INSTRUCTIONS FOR THE TASK: Copy, from the entries below, each line where the word "bottom" can be found.

Figure dataset records:
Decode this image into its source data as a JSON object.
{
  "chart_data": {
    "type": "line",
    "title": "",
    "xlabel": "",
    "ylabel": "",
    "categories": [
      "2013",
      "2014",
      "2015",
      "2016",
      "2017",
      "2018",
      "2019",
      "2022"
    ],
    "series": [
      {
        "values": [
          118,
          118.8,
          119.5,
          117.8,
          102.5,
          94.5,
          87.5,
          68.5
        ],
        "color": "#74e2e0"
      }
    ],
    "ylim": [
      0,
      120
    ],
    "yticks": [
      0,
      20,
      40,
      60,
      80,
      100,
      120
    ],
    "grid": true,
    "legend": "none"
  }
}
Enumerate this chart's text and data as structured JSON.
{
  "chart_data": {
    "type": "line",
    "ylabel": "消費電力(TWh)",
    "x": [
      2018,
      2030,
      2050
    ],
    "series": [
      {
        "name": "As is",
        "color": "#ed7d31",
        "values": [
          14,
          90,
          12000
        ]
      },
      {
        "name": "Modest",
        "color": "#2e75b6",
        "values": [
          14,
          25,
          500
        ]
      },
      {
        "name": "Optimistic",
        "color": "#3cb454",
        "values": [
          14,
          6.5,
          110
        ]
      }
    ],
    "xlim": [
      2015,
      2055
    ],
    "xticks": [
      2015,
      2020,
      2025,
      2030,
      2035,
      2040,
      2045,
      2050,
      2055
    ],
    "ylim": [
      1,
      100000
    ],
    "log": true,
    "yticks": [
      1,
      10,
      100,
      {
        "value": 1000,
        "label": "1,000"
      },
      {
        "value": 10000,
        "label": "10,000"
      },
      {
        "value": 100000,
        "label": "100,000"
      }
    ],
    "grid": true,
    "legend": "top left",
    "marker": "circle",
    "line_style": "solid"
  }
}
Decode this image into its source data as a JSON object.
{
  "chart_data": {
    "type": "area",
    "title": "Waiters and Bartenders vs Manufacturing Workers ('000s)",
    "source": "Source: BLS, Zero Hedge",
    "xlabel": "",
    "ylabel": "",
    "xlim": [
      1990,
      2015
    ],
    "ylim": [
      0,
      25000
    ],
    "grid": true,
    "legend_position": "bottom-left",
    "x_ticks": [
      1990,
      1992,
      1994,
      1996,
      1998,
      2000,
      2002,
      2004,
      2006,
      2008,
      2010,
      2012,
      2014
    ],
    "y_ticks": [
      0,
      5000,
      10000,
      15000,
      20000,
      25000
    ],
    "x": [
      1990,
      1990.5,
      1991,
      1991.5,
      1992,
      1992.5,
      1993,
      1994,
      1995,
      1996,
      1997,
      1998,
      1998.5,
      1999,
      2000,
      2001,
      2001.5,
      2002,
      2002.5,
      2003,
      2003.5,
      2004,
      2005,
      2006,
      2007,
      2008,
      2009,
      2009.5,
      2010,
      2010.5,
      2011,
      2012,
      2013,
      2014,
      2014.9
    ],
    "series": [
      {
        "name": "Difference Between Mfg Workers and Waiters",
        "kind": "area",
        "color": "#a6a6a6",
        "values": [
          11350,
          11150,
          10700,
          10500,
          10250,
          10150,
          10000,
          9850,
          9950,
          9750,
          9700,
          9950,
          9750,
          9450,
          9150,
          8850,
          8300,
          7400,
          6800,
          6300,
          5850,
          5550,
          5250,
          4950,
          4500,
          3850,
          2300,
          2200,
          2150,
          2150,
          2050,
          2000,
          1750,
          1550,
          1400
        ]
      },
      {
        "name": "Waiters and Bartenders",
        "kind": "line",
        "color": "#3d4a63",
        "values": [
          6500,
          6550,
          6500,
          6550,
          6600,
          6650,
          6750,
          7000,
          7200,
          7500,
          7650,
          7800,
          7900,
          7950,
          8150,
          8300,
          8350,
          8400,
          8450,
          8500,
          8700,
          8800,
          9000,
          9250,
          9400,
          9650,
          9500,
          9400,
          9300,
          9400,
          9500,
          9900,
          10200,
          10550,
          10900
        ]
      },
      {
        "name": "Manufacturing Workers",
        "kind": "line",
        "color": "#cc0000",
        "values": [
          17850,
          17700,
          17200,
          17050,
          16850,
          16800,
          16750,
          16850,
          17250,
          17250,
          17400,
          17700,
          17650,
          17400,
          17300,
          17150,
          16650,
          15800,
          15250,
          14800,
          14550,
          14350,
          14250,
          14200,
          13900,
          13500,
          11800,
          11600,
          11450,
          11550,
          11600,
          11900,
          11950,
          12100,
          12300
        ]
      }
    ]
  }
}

* * *

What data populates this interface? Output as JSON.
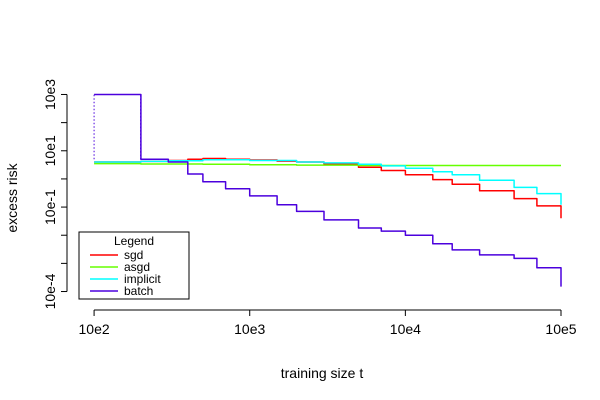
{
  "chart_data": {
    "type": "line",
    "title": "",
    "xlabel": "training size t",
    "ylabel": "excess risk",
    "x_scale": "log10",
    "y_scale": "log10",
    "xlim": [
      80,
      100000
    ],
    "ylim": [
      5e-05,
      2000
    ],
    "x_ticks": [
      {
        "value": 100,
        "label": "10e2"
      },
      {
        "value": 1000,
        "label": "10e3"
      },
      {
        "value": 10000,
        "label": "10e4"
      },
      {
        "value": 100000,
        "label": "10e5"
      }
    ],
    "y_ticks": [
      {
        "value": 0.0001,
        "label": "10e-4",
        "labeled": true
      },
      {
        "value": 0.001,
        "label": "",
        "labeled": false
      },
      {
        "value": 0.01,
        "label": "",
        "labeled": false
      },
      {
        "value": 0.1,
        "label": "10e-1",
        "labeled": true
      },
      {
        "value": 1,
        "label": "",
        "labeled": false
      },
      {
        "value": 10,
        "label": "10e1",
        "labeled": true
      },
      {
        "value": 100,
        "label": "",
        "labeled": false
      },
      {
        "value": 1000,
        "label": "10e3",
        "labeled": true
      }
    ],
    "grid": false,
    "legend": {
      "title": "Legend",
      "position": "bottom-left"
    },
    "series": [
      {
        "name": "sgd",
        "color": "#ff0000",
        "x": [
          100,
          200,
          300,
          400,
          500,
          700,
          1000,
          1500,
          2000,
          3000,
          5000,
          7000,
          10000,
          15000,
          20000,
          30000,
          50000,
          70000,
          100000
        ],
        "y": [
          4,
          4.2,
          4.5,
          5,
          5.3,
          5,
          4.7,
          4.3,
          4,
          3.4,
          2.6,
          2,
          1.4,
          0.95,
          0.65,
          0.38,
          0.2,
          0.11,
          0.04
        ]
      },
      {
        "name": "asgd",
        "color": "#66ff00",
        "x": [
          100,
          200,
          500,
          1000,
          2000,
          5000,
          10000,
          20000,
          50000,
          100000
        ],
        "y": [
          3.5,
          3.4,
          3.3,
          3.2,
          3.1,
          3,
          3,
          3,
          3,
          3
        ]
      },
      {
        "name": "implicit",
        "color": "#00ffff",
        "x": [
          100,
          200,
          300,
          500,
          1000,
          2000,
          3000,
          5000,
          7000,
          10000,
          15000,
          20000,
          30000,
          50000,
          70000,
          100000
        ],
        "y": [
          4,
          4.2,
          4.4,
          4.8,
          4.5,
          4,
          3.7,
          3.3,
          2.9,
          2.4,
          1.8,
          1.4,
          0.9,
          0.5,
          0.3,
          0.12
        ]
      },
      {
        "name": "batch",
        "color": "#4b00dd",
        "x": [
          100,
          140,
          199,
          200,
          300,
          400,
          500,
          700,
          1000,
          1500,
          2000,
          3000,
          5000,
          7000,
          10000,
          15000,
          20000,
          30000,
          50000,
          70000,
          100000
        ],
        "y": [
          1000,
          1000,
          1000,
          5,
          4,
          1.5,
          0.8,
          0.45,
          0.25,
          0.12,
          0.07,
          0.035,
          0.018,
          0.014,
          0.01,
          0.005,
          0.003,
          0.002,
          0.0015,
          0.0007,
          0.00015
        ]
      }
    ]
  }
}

...

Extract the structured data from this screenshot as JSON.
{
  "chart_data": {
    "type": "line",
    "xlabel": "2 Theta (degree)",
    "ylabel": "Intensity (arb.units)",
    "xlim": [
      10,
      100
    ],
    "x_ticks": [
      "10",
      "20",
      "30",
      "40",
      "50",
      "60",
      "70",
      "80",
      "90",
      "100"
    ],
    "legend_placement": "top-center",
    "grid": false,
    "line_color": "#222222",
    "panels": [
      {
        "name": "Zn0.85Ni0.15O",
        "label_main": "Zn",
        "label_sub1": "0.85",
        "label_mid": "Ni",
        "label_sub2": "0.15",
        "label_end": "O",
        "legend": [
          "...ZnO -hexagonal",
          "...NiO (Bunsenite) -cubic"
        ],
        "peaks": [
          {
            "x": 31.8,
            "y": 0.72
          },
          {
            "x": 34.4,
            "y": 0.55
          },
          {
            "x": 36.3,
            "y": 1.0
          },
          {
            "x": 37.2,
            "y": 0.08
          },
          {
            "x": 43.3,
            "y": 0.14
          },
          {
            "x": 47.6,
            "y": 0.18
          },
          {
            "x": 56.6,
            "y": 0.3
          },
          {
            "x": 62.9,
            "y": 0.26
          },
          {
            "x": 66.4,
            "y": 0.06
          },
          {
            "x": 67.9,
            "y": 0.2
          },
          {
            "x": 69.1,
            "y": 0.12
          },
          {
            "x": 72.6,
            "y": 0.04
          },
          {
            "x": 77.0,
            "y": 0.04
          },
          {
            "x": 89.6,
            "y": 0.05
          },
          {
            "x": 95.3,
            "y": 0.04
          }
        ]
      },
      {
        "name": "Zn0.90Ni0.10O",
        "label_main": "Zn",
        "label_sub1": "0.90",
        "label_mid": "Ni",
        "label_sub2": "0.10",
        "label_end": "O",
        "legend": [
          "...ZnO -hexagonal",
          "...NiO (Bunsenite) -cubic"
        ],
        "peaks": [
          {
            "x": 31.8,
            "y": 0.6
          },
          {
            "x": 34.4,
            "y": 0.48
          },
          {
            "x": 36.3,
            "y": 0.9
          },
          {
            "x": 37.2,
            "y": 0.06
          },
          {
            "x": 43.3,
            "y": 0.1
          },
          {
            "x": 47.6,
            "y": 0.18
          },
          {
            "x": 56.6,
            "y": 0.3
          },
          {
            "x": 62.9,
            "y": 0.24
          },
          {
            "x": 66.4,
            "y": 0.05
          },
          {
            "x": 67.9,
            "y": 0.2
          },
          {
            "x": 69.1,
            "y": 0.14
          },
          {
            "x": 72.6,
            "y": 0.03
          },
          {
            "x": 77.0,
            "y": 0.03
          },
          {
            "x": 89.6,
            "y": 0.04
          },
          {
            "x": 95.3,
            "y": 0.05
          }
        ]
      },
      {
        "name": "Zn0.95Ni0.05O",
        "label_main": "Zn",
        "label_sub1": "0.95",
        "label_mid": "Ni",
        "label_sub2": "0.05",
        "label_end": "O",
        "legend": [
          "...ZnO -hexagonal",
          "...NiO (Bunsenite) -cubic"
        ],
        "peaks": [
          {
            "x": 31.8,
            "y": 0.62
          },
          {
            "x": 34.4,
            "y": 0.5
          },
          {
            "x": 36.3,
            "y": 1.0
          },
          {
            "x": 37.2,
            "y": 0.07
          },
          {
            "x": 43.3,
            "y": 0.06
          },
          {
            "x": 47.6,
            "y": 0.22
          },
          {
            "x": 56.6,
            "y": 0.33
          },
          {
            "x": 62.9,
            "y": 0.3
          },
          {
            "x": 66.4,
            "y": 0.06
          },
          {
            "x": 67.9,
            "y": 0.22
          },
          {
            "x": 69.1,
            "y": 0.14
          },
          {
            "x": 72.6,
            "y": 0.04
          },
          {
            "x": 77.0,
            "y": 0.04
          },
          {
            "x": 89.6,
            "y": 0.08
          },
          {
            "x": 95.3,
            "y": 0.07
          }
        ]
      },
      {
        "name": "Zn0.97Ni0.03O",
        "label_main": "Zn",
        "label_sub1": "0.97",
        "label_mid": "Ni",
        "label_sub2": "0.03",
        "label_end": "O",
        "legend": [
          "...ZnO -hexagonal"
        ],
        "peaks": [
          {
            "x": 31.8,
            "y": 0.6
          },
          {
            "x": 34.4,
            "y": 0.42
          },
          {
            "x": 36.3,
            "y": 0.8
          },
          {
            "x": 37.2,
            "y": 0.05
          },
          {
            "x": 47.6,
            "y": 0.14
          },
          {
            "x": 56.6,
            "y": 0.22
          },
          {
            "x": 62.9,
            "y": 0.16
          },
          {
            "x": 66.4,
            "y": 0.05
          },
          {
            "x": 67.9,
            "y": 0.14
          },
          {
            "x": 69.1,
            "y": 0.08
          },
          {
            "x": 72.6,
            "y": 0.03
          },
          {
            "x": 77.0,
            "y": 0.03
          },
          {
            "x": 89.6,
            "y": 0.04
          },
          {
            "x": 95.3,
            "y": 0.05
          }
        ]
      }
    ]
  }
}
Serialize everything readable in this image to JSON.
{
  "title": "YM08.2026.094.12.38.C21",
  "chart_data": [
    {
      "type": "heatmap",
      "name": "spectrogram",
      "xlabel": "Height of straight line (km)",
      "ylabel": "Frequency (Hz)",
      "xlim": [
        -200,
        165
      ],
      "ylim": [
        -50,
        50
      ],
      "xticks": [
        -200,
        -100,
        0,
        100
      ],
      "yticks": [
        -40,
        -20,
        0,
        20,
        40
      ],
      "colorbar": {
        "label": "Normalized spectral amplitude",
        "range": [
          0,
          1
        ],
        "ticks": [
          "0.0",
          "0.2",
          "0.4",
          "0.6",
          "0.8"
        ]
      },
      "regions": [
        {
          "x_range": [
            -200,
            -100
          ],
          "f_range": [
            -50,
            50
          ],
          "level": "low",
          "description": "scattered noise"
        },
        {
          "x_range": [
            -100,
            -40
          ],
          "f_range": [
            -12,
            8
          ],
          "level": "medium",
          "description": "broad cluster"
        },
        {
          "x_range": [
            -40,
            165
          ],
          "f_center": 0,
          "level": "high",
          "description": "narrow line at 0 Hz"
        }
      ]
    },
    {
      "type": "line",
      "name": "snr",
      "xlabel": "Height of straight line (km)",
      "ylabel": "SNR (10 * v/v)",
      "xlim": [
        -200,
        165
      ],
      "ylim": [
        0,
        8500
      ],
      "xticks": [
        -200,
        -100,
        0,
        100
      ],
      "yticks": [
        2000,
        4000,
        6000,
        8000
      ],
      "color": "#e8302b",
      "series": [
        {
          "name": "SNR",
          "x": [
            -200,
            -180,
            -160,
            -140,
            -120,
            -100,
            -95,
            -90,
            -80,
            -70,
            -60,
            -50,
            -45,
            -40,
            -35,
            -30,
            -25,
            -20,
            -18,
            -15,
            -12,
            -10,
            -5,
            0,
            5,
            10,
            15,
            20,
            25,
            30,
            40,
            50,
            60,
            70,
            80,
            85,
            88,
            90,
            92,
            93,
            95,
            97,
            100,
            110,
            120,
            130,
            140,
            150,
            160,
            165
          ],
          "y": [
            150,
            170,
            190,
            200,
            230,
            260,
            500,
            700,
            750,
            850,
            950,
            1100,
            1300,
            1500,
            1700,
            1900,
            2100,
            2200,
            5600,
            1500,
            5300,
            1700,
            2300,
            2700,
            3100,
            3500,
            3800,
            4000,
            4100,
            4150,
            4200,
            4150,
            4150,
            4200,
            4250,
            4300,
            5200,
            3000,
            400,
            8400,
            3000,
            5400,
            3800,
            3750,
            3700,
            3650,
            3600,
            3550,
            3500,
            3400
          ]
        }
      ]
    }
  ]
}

RESPONSE TO THE TASK:
    "legend_position": "bottom-left",
      "position": "bottom-left"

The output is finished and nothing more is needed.